**Task goal**
Copy every line of the data that contains the string "checked".

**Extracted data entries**
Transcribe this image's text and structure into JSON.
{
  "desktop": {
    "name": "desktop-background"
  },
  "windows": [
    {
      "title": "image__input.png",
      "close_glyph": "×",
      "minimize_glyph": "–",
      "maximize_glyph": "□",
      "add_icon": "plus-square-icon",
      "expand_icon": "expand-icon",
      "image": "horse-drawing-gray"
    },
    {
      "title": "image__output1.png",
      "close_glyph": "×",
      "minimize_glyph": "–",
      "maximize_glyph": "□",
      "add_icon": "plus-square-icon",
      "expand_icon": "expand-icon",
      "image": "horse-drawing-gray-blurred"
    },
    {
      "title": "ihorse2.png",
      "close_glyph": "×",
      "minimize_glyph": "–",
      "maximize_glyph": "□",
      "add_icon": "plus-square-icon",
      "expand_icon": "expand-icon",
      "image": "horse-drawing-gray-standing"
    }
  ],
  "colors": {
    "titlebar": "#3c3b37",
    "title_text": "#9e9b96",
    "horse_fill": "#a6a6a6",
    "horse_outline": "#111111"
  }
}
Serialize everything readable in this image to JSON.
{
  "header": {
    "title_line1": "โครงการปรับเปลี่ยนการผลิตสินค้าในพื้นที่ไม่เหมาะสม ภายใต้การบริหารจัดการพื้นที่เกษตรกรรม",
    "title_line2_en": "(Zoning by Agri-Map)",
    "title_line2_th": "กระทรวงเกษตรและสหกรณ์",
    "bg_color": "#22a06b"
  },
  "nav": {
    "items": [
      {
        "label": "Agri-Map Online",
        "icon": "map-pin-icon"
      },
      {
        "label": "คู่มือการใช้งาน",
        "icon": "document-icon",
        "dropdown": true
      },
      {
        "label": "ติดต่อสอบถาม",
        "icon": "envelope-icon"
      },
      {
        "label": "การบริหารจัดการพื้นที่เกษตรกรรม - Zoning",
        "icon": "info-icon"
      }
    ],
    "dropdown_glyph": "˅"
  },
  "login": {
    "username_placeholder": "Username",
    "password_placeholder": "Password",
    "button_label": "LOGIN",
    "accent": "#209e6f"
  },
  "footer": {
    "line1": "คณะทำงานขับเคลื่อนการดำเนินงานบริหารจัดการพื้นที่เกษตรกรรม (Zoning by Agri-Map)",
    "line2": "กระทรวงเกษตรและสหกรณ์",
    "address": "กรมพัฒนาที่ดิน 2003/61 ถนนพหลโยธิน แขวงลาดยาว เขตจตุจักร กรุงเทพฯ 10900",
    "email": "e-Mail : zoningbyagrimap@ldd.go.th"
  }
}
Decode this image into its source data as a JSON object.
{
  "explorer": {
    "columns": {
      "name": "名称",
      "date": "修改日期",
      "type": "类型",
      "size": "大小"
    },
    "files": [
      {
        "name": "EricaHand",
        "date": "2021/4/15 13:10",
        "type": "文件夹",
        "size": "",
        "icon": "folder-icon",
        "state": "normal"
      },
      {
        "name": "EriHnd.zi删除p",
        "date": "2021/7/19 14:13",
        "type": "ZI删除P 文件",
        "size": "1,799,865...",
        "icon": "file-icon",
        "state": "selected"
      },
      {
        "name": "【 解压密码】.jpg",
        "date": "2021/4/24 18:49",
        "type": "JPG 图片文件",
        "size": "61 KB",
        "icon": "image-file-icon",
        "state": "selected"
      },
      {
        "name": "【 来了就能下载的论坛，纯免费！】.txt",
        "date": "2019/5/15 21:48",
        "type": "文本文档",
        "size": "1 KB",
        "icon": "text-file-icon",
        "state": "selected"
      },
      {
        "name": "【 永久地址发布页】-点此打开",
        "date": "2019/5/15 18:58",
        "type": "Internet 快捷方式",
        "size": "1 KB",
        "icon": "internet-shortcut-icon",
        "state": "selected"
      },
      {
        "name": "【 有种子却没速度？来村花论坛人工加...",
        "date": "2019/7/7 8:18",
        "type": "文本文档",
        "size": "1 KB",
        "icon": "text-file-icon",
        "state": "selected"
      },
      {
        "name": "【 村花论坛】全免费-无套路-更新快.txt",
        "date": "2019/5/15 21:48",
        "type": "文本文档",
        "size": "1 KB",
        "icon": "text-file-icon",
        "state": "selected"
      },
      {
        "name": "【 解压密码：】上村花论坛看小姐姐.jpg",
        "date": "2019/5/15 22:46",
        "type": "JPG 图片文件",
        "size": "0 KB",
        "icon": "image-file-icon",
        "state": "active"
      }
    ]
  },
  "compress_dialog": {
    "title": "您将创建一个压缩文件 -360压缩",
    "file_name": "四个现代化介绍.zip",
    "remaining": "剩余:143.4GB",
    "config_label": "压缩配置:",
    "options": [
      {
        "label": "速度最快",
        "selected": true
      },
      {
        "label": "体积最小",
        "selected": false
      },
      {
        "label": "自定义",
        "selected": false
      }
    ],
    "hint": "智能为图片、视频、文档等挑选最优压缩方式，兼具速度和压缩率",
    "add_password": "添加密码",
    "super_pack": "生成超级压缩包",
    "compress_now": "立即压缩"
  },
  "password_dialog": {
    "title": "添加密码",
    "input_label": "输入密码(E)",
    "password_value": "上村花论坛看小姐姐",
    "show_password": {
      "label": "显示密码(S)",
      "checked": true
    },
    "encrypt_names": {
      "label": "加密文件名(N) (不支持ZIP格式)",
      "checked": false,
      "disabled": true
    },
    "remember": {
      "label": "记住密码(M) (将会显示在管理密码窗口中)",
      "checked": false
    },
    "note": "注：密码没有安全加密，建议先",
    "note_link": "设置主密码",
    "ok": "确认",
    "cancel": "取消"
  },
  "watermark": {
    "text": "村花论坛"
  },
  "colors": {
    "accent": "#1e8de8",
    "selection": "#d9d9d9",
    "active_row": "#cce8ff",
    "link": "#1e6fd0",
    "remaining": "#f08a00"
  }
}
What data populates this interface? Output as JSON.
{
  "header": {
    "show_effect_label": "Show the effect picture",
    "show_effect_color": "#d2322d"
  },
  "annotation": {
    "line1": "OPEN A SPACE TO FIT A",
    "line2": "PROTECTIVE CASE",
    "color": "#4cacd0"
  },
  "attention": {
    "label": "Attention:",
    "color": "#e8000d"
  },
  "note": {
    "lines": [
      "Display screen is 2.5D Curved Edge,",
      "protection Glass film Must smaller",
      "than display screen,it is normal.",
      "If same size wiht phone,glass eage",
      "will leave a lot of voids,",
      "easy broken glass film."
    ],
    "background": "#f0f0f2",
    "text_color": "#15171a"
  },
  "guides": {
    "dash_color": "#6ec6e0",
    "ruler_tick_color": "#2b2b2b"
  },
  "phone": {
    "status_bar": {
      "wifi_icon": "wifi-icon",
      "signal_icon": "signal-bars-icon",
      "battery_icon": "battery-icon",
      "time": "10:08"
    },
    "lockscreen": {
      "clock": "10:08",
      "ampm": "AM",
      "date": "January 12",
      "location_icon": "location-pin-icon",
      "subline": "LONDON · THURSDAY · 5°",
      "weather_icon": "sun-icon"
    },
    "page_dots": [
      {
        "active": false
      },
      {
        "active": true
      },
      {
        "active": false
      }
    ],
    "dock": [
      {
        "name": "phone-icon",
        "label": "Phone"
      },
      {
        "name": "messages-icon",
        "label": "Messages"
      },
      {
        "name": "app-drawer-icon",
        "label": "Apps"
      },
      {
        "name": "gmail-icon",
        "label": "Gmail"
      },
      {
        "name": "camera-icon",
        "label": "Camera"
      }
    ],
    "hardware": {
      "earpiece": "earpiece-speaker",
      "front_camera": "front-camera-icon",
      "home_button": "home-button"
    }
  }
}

**Solution to this task**
      "checked": true
      "checked": false,
      "checked": false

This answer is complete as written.